*Entries provided*:
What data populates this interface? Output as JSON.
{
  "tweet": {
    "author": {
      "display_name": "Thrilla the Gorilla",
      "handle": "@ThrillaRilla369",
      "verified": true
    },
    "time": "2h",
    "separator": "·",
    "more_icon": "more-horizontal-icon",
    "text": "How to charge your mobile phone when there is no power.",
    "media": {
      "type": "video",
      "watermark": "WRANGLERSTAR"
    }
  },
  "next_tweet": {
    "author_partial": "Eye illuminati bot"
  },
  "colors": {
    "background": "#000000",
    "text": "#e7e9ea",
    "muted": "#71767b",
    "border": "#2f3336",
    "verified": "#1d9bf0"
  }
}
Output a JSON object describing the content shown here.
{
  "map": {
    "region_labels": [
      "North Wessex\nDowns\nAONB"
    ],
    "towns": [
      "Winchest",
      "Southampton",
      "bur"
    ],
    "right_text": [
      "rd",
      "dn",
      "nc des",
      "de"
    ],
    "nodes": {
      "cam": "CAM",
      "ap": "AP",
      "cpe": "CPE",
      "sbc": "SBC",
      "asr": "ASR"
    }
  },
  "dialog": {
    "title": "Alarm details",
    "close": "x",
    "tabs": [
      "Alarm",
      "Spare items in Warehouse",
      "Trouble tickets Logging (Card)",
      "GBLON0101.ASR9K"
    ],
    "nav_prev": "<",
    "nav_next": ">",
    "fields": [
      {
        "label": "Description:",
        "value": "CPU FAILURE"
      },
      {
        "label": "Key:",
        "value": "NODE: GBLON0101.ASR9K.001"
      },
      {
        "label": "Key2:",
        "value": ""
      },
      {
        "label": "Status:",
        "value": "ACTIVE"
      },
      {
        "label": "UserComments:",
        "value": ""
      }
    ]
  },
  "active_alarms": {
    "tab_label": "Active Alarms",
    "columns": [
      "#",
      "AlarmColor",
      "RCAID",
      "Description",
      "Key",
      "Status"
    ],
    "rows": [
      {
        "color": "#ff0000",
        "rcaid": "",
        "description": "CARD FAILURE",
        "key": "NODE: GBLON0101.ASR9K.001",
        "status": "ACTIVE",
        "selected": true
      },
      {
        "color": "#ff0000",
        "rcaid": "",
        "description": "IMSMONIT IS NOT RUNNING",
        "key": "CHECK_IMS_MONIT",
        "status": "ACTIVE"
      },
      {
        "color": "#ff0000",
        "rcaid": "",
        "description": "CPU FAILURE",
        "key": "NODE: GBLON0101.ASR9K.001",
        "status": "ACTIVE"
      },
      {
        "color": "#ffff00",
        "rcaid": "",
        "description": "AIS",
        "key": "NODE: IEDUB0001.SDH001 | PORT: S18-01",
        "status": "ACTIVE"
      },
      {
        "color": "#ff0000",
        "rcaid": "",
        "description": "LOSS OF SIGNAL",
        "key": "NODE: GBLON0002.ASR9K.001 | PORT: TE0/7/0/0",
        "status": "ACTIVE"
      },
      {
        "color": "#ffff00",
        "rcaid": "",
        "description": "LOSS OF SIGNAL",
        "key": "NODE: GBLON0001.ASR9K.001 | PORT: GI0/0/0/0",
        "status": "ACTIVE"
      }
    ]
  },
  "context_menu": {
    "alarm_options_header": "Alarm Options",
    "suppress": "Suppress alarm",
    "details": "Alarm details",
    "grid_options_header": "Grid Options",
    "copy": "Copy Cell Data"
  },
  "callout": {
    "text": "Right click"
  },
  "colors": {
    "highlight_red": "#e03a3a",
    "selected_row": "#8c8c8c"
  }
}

*Short problem*: Only the number is wanted: how many lines of these entries contain the string "Output"?

*Response to the exercise*: 2